**Source data**

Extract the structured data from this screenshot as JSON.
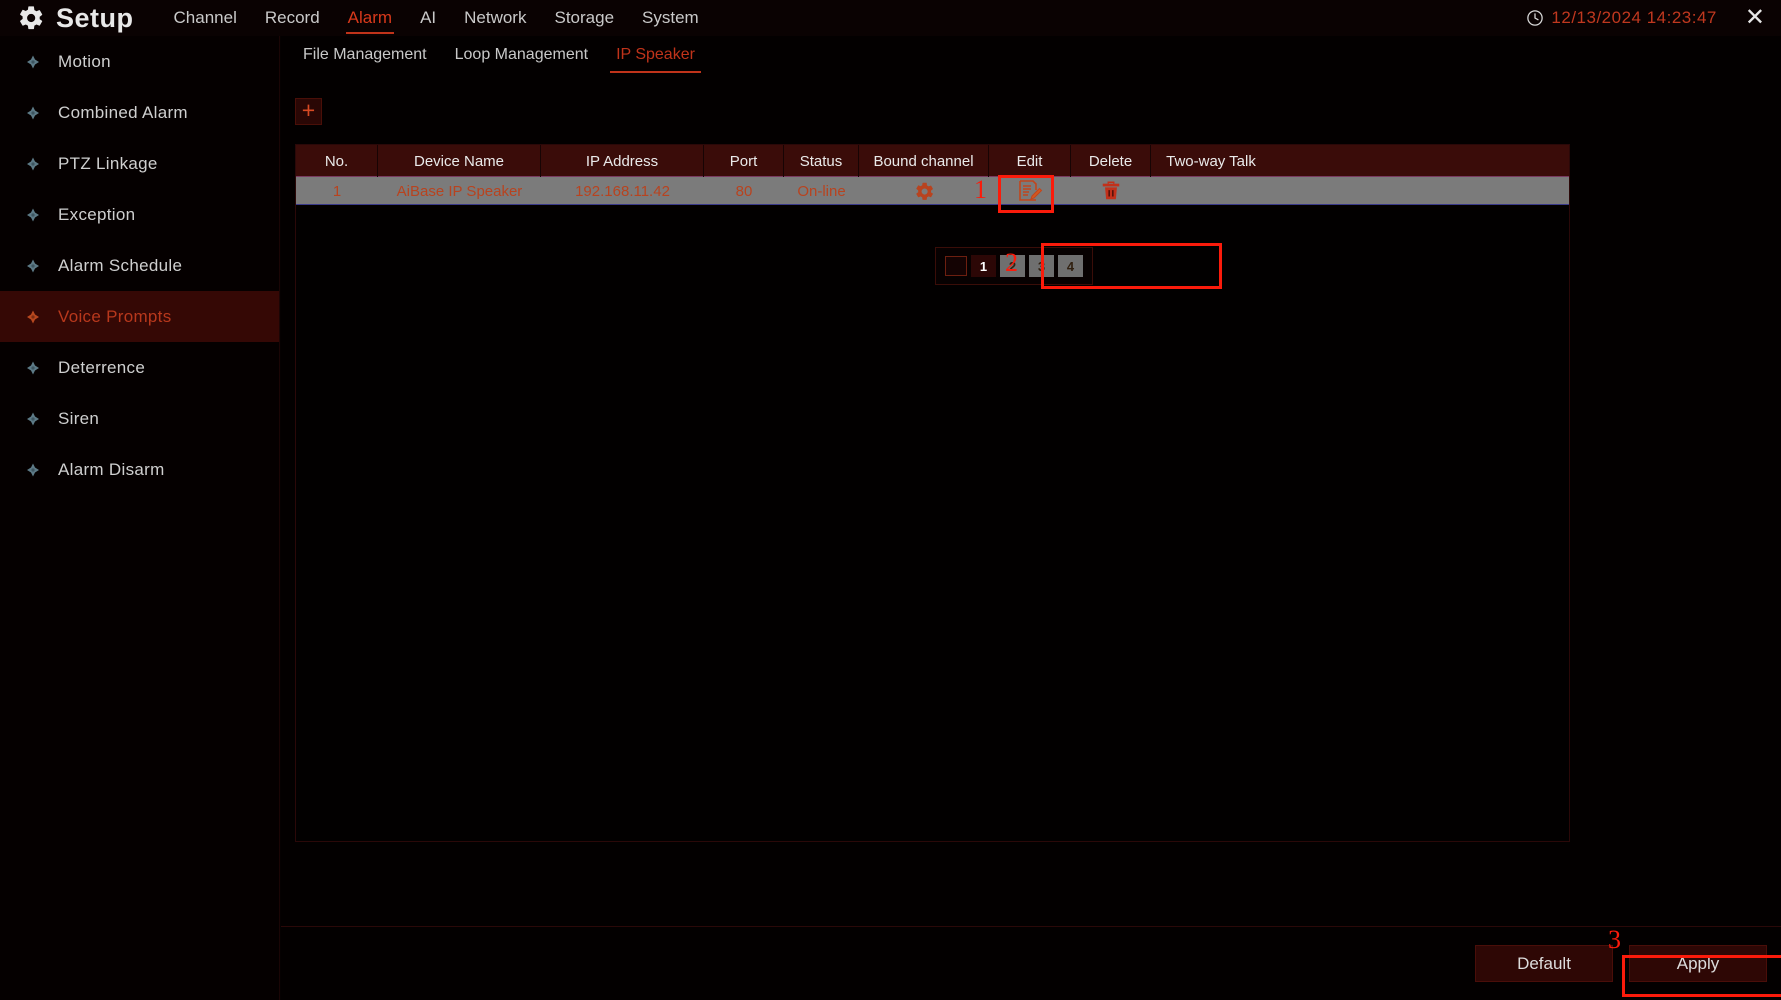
{
  "topbar": {
    "logo_icon": "gear-icon",
    "title": "Setup",
    "nav": [
      {
        "label": "Channel",
        "active": false
      },
      {
        "label": "Record",
        "active": false
      },
      {
        "label": "Alarm",
        "active": true
      },
      {
        "label": "AI",
        "active": false
      },
      {
        "label": "Network",
        "active": false
      },
      {
        "label": "Storage",
        "active": false
      },
      {
        "label": "System",
        "active": false
      }
    ],
    "clock_icon": "clock-icon",
    "datetime": "12/13/2024 14:23:47",
    "close_icon": "close-icon",
    "close_glyph": "✕"
  },
  "sidebar": {
    "items": [
      {
        "label": "Motion",
        "icon": "diamond-icon",
        "active": false
      },
      {
        "label": "Combined Alarm",
        "icon": "diamond-icon",
        "active": false
      },
      {
        "label": "PTZ Linkage",
        "icon": "diamond-icon",
        "active": false
      },
      {
        "label": "Exception",
        "icon": "diamond-icon",
        "active": false
      },
      {
        "label": "Alarm Schedule",
        "icon": "diamond-icon",
        "active": false
      },
      {
        "label": "Voice Prompts",
        "icon": "diamond-icon",
        "active": true
      },
      {
        "label": "Deterrence",
        "icon": "diamond-icon",
        "active": false
      },
      {
        "label": "Siren",
        "icon": "diamond-icon",
        "active": false
      },
      {
        "label": "Alarm Disarm",
        "icon": "diamond-icon",
        "active": false
      }
    ]
  },
  "subtabs": [
    {
      "label": "File Management",
      "active": false
    },
    {
      "label": "Loop Management",
      "active": false
    },
    {
      "label": "IP Speaker",
      "active": true
    }
  ],
  "toolbar": {
    "add_label": "+",
    "add_icon": "plus-icon"
  },
  "table": {
    "columns": [
      "No.",
      "Device Name",
      "IP Address",
      "Port",
      "Status",
      "Bound channel",
      "Edit",
      "Delete",
      "Two-way Talk"
    ],
    "rows": [
      {
        "no": "1",
        "device_name": "AiBase IP Speaker",
        "ip_address": "192.168.11.42",
        "port": "80",
        "status": "On-line",
        "bound_channel_icon": "gear-icon",
        "edit_icon": "edit-document-icon",
        "delete_icon": "trash-icon",
        "two_way_talk": ""
      }
    ]
  },
  "channel_popup": {
    "select_all_checked": false,
    "channels": [
      {
        "label": "1",
        "selected": true
      },
      {
        "label": "2",
        "selected": false
      },
      {
        "label": "3",
        "selected": false
      },
      {
        "label": "4",
        "selected": false
      }
    ]
  },
  "annotations": [
    {
      "number": "1"
    },
    {
      "number": "2"
    },
    {
      "number": "3"
    }
  ],
  "footer": {
    "default_label": "Default",
    "apply_label": "Apply"
  },
  "colors": {
    "accent_red": "#c0331a",
    "annotation_red": "#fb1b0b",
    "header_maroon": "#3a0c09",
    "row_gray": "#7b7b7b"
  }
}
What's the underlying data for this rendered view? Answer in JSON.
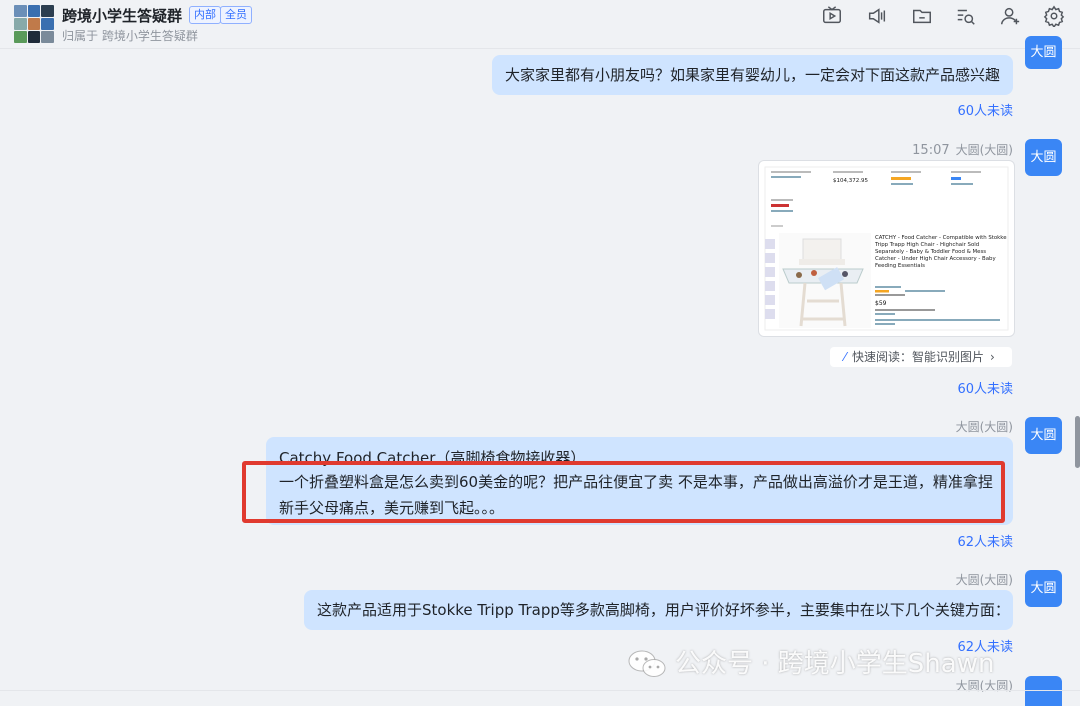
{
  "header": {
    "title": "跨境小学生答疑群",
    "badge_internal": "内部",
    "badge_all": "全员",
    "subtitle": "归属于 跨境小学生答疑群"
  },
  "avatar_name": "大圆",
  "messages": [
    {
      "text": "大家家里都有小朋友吗？如果家里有婴幼儿，一定会对下面这款产品感兴趣",
      "unread": "60人未读"
    },
    {
      "time": "15:07",
      "sender": "大圆(大圆)",
      "unread": "60人未读",
      "quick_read": "快速阅读：智能识别图片"
    },
    {
      "sender": "大圆(大圆)",
      "line1": "Catchy Food Catcher（高脚椅食物接收器）",
      "line2": "一个折叠塑料盒是怎么卖到60美金的呢？把产品往便宜了卖 不是本事，产品做出高溢价才是王道，精准拿捏",
      "line3": "新手父母痛点，美元赚到飞起。。。",
      "unread": "62人未读"
    },
    {
      "sender": "大圆(大圆)",
      "text": "这款产品适用于Stokke Tripp Trapp等多款高脚椅，用户评价好坏参半，主要集中在以下几个关键方面：",
      "unread": "62人未读"
    },
    {
      "sender": "大圆(大圆)"
    }
  ],
  "screenshot": {
    "price_label": "$104,372.95",
    "product_title": "CATCHY - Food Catcher - Compatible with Stokke Tripp Trapp High Chair - Highchair Sold Separately - Baby & Toddler Food & Mess Catcher - Under High Chair Accessory - Baby Feeding Essentials",
    "price": "$59"
  },
  "watermark": "公众号 · 跨境小学生Shawn",
  "colors": {
    "bubble": "#cfe4ff",
    "avatar": "#3a86f5",
    "unread": "#3370ff",
    "frame": "#e03a2f"
  }
}
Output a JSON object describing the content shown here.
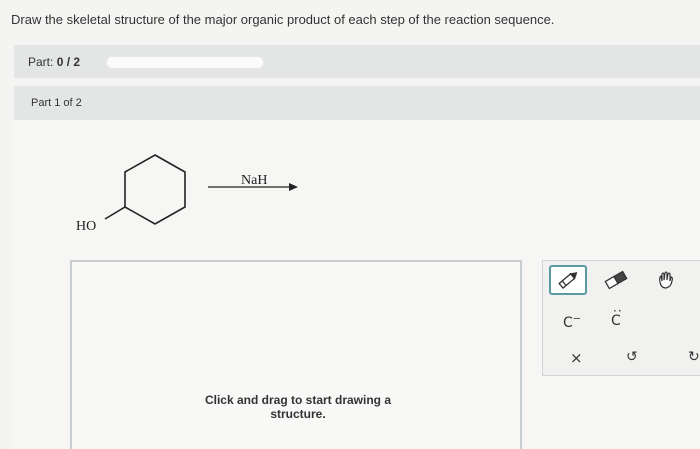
{
  "header": {
    "instruction": "Draw the skeletal structure of the major organic product of each step of the reaction sequence."
  },
  "part_bar": {
    "prefix": "Part:",
    "score": "0 / 2",
    "progress_fraction": 0
  },
  "subpart": {
    "label": "Part 1 of 2"
  },
  "reaction": {
    "substituent": "HO",
    "reagent": "NaH"
  },
  "canvas": {
    "hint": "Click and drag to start drawing a structure."
  },
  "toolbox": {
    "charge_minus_label": "C",
    "charge_minus_sup": "−",
    "lone_pair_label": "C",
    "lone_pair_dots": "̈",
    "delete_label": "×",
    "undo_label": "↺",
    "redo_label": "↻",
    "icons": [
      "pencil-icon",
      "eraser-icon",
      "hand-icon",
      "charge-minus-icon",
      "lone-pair-icon",
      "delete-icon",
      "undo-icon",
      "redo-icon"
    ]
  }
}
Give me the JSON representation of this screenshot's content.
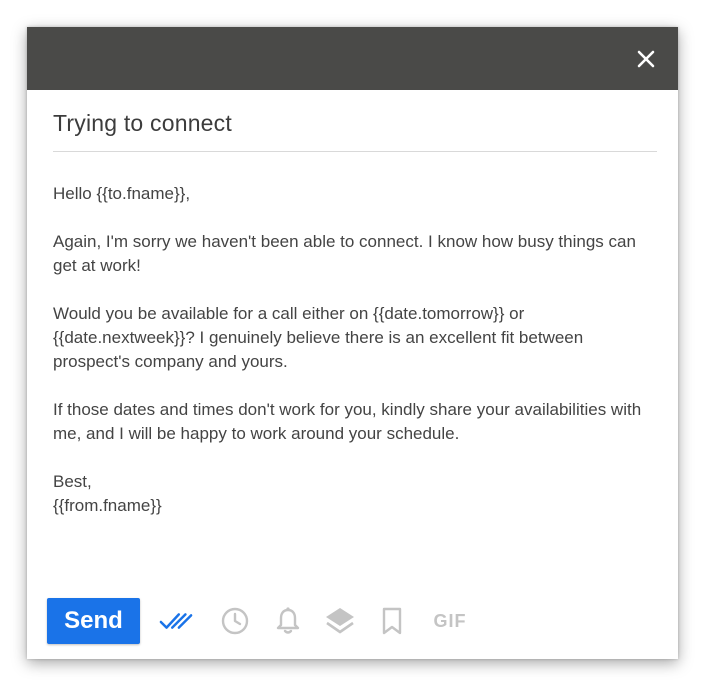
{
  "compose": {
    "subject": "Trying to connect",
    "body": {
      "greeting": "Hello {{to.fname}},",
      "paragraph1": "Again, I'm sorry we haven't been able to connect. I know how busy things can get at work!",
      "paragraph2": "Would you be available for a call either on {{date.tomorrow}} or {{date.nextweek}}? I genuinely believe there is an excellent fit between prospect's company and yours.",
      "paragraph3": "If those dates and times don't work for you, kindly share your availabilities with me, and I will be happy to work around your schedule.",
      "signoff": "Best,",
      "signature": "{{from.fname}}"
    }
  },
  "titlebar": {
    "close_icon": "close-icon"
  },
  "toolbar": {
    "send_label": "Send",
    "gif_label": "GIF",
    "icons": [
      "double-check-icon",
      "clock-icon",
      "bell-icon",
      "layers-icon",
      "bookmark-icon",
      "gif-icon"
    ]
  },
  "colors": {
    "titlebar": "#4a4a48",
    "send_button": "#1a73e8",
    "active_tool": "#1a73e8",
    "inactive_tool": "#c4c4c4",
    "body_text": "#444444"
  }
}
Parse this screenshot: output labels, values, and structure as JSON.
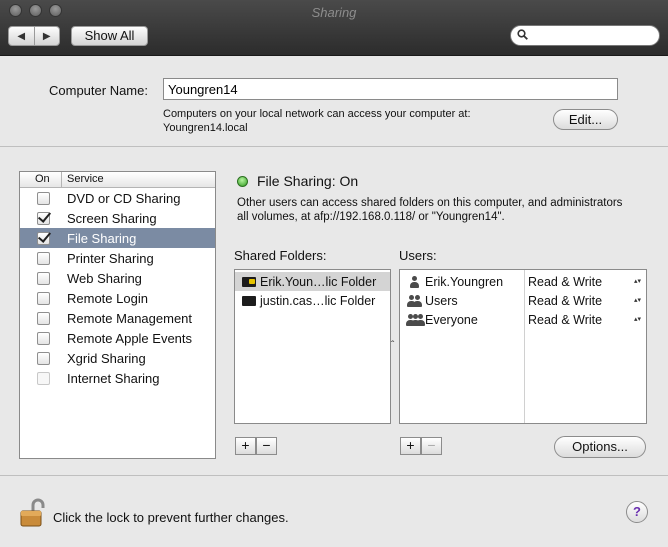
{
  "window": {
    "title": "Sharing"
  },
  "toolbar": {
    "back_glyph": "◀",
    "forward_glyph": "▶",
    "show_all_label": "Show All",
    "search_placeholder": "",
    "search_value": ""
  },
  "computer": {
    "label": "Computer Name:",
    "name_value": "Youngren14",
    "desc_line1": "Computers on your local network can access your computer at:",
    "desc_line2": "Youngren14.local",
    "edit_label": "Edit..."
  },
  "services": {
    "col_on": "On",
    "col_service": "Service",
    "items": [
      {
        "label": "DVD or CD Sharing",
        "checked": false,
        "disabled": false
      },
      {
        "label": "Screen Sharing",
        "checked": true,
        "disabled": false
      },
      {
        "label": "File Sharing",
        "checked": true,
        "disabled": false,
        "selected": true
      },
      {
        "label": "Printer Sharing",
        "checked": false,
        "disabled": false
      },
      {
        "label": "Web Sharing",
        "checked": false,
        "disabled": false
      },
      {
        "label": "Remote Login",
        "checked": false,
        "disabled": false
      },
      {
        "label": "Remote Management",
        "checked": false,
        "disabled": false
      },
      {
        "label": "Remote Apple Events",
        "checked": false,
        "disabled": false
      },
      {
        "label": "Xgrid Sharing",
        "checked": false,
        "disabled": false
      },
      {
        "label": "Internet Sharing",
        "checked": false,
        "disabled": true
      }
    ]
  },
  "file_sharing": {
    "status": "File Sharing: On",
    "status_color": "#2f9a1e",
    "desc_line1": "Other users can access shared folders on this computer, and administrators",
    "desc_line2": "all volumes, at afp://192.168.0.118/ or \"Youngren14\"."
  },
  "shared_folders": {
    "label": "Shared Folders:",
    "items": [
      "Erik.Youn…lic Folder",
      "justin.cas…lic Folder"
    ]
  },
  "users": {
    "label": "Users:",
    "items": [
      {
        "name": "Erik.Youngren",
        "permission": "Read & Write",
        "icon": "single-user-icon"
      },
      {
        "name": "Users",
        "permission": "Read & Write",
        "icon": "group-icon"
      },
      {
        "name": "Everyone",
        "permission": "Read & Write",
        "icon": "everyone-icon"
      }
    ]
  },
  "controls": {
    "plus": "+",
    "minus": "−",
    "options_label": "Options...",
    "splitter_glyph": "ˆ",
    "stepper_glyph": "▴▾"
  },
  "footer": {
    "lock_text": "Click the lock to prevent further changes.",
    "help_glyph": "?"
  }
}
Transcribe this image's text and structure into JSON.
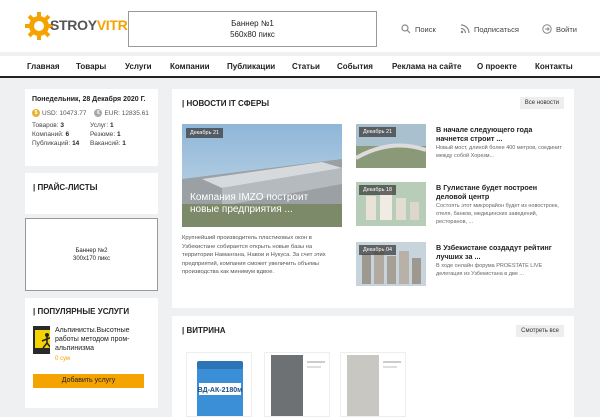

**Your objective**
Among the lines of the data, identify those with the word "connect". Copy each of them.

**Correct output**
    "subject": "Trying to connect",
      "paragraph1": "Again, I'm sorry we haven't been able to connect. I know how busy things can get at work!",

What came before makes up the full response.